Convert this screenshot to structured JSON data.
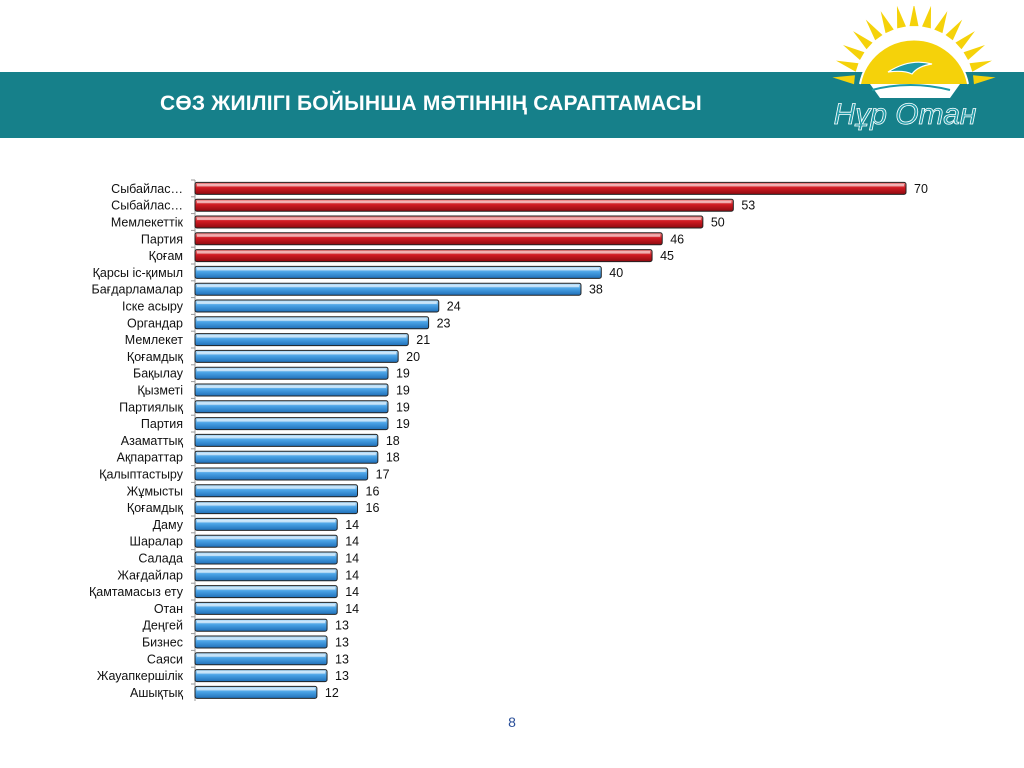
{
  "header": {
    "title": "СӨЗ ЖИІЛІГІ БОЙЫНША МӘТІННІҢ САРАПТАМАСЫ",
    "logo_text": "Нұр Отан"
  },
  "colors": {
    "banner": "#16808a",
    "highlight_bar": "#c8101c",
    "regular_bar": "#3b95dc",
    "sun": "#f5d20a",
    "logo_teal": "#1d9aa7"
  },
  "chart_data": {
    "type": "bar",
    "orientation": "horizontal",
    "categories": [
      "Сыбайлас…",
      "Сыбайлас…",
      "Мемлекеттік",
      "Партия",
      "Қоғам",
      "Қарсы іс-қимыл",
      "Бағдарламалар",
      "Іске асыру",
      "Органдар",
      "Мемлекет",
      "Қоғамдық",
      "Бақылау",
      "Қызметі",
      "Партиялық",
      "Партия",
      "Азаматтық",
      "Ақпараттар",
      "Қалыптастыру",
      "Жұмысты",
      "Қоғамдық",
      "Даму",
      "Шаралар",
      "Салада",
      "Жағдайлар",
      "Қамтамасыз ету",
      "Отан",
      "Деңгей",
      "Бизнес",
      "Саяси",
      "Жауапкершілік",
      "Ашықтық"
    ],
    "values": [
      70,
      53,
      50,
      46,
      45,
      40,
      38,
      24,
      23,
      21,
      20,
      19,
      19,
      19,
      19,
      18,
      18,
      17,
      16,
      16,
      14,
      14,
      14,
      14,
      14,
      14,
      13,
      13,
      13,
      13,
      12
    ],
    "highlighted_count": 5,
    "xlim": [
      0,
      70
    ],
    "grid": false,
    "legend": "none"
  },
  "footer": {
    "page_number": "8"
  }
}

Aim of the task
Take the data above and repeat it exactly, leaving each picture out.

Result below
Convert this screenshot to structured JSON data.
{
  "header": {
    "title": "СӨЗ ЖИІЛІГІ БОЙЫНША МӘТІННІҢ САРАПТАМАСЫ",
    "logo_text": "Нұр Отан"
  },
  "colors": {
    "banner": "#16808a",
    "highlight_bar": "#c8101c",
    "regular_bar": "#3b95dc",
    "sun": "#f5d20a",
    "logo_teal": "#1d9aa7"
  },
  "chart_data": {
    "type": "bar",
    "orientation": "horizontal",
    "categories": [
      "Сыбайлас…",
      "Сыбайлас…",
      "Мемлекеттік",
      "Партия",
      "Қоғам",
      "Қарсы іс-қимыл",
      "Бағдарламалар",
      "Іске асыру",
      "Органдар",
      "Мемлекет",
      "Қоғамдық",
      "Бақылау",
      "Қызметі",
      "Партиялық",
      "Партия",
      "Азаматтық",
      "Ақпараттар",
      "Қалыптастыру",
      "Жұмысты",
      "Қоғамдық",
      "Даму",
      "Шаралар",
      "Салада",
      "Жағдайлар",
      "Қамтамасыз ету",
      "Отан",
      "Деңгей",
      "Бизнес",
      "Саяси",
      "Жауапкершілік",
      "Ашықтық"
    ],
    "values": [
      70,
      53,
      50,
      46,
      45,
      40,
      38,
      24,
      23,
      21,
      20,
      19,
      19,
      19,
      19,
      18,
      18,
      17,
      16,
      16,
      14,
      14,
      14,
      14,
      14,
      14,
      13,
      13,
      13,
      13,
      12
    ],
    "highlighted_count": 5,
    "xlim": [
      0,
      70
    ],
    "grid": false,
    "legend": "none"
  },
  "footer": {
    "page_number": "8"
  }
}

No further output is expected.